> _Written request_: Do any lines in the data below contain "error"? If so, copy every one of them.

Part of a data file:

Start

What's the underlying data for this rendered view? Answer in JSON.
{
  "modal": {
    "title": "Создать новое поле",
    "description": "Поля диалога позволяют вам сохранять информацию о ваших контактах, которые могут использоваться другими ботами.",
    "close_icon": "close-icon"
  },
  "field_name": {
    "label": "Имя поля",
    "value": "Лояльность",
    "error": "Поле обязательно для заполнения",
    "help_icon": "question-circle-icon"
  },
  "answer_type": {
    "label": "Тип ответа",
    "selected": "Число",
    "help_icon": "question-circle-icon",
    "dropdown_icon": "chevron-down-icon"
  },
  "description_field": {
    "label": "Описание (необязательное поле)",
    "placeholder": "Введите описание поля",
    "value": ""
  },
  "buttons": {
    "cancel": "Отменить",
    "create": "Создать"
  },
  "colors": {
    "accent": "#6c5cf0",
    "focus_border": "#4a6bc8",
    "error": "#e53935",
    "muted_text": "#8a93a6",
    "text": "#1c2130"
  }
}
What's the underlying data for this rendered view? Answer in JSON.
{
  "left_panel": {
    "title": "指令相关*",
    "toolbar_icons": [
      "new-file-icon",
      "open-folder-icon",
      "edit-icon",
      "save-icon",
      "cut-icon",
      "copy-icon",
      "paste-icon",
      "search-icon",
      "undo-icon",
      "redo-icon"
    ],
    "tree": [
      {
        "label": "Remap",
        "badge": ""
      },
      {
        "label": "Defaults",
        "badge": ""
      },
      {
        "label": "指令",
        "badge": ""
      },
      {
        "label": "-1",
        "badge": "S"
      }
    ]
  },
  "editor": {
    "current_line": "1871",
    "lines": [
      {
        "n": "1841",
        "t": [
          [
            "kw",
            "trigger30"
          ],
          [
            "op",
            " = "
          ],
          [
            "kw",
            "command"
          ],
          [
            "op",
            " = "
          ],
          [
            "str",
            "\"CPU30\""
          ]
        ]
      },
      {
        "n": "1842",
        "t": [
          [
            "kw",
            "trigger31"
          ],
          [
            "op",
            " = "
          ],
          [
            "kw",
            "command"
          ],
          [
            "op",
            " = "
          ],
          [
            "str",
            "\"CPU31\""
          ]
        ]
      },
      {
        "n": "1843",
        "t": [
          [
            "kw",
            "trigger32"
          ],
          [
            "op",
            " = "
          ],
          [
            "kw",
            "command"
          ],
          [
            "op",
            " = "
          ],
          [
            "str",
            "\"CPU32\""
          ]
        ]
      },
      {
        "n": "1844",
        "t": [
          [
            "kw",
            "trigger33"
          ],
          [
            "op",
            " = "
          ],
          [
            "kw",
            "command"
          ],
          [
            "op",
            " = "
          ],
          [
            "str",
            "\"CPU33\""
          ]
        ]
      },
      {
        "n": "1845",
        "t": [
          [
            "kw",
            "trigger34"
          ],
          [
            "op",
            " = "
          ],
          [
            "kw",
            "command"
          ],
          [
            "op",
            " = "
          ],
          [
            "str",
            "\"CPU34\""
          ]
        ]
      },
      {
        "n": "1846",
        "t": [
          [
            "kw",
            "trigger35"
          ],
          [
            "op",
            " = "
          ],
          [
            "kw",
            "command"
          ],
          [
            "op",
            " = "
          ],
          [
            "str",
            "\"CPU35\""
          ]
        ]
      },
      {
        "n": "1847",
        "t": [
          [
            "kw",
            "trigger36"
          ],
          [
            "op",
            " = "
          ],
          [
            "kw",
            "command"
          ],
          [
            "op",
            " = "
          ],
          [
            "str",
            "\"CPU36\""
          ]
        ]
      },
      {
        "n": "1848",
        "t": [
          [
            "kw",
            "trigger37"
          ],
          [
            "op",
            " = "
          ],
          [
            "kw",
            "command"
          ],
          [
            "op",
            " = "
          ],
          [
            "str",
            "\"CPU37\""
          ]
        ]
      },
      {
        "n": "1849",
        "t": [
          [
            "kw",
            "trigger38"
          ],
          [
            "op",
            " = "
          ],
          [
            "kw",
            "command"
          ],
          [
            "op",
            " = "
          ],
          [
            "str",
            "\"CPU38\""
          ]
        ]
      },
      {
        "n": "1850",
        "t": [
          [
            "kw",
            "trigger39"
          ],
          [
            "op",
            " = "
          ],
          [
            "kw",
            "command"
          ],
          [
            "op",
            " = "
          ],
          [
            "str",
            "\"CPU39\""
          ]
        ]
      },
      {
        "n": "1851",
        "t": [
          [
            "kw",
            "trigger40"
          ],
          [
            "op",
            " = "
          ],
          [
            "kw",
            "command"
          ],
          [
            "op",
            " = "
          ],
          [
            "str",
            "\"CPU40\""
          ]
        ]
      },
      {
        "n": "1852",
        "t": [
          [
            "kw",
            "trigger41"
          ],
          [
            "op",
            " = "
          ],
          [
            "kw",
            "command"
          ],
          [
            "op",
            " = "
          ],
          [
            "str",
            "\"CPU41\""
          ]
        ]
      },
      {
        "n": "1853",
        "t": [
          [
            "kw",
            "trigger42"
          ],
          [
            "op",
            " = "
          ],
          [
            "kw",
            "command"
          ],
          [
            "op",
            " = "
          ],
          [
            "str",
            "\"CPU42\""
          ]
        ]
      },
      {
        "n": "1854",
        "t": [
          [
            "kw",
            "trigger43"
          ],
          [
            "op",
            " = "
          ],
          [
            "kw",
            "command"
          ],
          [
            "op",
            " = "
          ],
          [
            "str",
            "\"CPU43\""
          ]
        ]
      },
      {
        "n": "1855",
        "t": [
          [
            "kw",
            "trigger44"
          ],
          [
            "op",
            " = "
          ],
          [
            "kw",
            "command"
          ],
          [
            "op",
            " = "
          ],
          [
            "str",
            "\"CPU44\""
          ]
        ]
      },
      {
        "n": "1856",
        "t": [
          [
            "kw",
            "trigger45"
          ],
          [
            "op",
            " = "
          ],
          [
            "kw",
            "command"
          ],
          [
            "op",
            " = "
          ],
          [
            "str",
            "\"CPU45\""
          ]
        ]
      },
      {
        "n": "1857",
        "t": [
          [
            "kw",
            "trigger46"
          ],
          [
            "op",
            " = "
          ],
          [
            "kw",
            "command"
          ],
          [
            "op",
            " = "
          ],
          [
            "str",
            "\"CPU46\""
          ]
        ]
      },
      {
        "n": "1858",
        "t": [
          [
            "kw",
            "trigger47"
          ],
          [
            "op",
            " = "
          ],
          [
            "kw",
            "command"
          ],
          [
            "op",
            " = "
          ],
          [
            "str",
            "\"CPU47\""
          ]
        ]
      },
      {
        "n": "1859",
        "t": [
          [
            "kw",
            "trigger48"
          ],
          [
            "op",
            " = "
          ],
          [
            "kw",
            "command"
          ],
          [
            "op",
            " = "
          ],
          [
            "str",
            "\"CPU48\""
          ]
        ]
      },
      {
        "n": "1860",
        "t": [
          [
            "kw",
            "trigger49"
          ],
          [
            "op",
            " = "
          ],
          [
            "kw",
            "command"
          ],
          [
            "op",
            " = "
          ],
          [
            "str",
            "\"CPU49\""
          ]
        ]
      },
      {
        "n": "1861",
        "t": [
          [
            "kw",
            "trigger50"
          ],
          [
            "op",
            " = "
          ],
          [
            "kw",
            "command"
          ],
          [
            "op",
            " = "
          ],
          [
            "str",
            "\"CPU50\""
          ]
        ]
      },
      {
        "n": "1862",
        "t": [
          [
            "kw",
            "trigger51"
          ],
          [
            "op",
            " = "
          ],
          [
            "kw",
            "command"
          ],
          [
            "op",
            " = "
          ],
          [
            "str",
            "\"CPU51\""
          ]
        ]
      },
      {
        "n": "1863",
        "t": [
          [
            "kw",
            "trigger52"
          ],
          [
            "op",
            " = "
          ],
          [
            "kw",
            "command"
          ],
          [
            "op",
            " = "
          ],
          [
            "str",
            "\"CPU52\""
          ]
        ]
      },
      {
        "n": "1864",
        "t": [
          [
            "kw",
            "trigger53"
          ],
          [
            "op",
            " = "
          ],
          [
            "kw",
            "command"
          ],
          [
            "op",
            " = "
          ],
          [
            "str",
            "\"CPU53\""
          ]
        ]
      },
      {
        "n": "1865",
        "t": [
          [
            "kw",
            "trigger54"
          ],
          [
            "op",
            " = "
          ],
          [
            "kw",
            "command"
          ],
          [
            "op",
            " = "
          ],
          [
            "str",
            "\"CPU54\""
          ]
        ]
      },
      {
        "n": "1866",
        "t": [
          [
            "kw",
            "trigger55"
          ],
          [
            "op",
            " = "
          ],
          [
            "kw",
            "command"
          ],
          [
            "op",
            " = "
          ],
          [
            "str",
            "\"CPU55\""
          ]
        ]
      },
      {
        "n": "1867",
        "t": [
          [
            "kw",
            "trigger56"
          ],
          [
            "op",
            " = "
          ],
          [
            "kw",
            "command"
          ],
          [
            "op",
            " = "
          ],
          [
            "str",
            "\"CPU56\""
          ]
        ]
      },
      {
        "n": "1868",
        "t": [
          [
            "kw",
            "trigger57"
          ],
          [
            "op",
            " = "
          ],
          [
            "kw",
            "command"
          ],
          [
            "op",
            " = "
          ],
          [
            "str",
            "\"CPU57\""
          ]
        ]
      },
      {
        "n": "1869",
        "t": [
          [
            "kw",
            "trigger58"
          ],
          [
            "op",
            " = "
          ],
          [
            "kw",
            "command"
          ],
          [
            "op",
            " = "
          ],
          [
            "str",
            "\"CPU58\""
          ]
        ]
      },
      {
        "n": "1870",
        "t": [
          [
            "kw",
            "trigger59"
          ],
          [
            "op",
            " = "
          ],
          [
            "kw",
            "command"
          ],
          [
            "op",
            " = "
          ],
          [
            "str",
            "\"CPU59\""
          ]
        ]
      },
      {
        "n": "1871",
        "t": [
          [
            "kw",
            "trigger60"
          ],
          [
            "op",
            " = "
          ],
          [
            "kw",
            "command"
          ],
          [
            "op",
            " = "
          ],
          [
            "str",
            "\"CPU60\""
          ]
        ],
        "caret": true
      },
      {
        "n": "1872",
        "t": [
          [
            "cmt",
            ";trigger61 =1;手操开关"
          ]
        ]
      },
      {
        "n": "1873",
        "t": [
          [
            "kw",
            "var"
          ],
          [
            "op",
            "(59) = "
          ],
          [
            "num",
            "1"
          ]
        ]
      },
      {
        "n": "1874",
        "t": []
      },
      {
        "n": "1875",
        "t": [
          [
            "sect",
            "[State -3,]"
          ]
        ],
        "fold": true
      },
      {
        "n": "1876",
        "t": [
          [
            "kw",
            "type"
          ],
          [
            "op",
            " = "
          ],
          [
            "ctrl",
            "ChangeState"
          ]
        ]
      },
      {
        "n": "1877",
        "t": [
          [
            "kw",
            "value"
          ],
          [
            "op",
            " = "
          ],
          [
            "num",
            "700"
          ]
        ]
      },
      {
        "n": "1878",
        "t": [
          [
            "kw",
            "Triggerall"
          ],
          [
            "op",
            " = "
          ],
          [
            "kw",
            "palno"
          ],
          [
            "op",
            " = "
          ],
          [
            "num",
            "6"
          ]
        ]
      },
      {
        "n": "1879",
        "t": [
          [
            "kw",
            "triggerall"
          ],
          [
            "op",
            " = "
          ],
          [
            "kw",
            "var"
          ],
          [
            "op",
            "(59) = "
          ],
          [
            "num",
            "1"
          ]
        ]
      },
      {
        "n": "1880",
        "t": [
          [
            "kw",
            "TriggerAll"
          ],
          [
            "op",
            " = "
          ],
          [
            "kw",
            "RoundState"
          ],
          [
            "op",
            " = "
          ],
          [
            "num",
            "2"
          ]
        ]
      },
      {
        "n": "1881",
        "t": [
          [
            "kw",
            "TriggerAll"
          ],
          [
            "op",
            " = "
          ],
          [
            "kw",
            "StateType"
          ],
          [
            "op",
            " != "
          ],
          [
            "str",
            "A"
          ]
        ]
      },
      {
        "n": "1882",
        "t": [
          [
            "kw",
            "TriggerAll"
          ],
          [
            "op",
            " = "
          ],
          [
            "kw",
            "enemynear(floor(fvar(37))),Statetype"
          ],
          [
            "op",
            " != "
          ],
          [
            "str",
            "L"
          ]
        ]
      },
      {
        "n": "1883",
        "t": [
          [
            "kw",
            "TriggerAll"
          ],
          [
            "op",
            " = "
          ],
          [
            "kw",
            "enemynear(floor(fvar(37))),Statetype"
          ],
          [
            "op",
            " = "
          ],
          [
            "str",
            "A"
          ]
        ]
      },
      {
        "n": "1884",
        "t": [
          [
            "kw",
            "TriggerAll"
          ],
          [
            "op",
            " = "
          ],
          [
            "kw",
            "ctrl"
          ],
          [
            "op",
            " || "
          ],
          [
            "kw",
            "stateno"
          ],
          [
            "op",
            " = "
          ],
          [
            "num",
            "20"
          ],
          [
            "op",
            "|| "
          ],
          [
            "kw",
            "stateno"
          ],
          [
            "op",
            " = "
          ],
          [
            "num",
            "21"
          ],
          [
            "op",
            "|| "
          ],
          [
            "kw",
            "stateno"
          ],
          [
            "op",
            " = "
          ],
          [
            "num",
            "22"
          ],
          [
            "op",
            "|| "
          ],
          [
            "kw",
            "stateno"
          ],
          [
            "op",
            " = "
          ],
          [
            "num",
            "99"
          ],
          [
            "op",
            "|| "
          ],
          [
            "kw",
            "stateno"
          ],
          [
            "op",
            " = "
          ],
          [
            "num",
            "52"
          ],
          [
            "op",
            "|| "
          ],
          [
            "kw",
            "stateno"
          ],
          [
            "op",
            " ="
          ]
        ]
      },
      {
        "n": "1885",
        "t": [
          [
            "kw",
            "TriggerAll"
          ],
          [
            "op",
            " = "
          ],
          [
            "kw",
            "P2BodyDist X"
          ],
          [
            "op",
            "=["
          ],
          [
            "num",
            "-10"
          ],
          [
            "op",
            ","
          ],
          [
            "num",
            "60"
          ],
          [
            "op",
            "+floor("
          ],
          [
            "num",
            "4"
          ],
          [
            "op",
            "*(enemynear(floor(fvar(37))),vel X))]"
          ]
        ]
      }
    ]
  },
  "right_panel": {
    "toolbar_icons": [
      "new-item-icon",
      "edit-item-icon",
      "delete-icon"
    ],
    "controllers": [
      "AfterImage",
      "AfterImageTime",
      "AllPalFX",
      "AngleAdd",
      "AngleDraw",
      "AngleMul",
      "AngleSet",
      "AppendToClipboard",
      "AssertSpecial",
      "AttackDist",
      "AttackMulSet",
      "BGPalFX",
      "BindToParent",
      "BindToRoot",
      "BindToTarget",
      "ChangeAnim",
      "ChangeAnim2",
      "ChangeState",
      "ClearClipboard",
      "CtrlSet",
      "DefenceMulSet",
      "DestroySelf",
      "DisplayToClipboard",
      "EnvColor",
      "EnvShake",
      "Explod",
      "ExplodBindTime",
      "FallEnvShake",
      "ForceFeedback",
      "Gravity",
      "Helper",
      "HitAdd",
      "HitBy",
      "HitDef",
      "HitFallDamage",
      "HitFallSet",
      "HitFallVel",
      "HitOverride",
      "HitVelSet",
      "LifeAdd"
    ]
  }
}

End

> _Expected answer_:
    "error": "Поле обязательно для заполнения",
    "error": "#e53935",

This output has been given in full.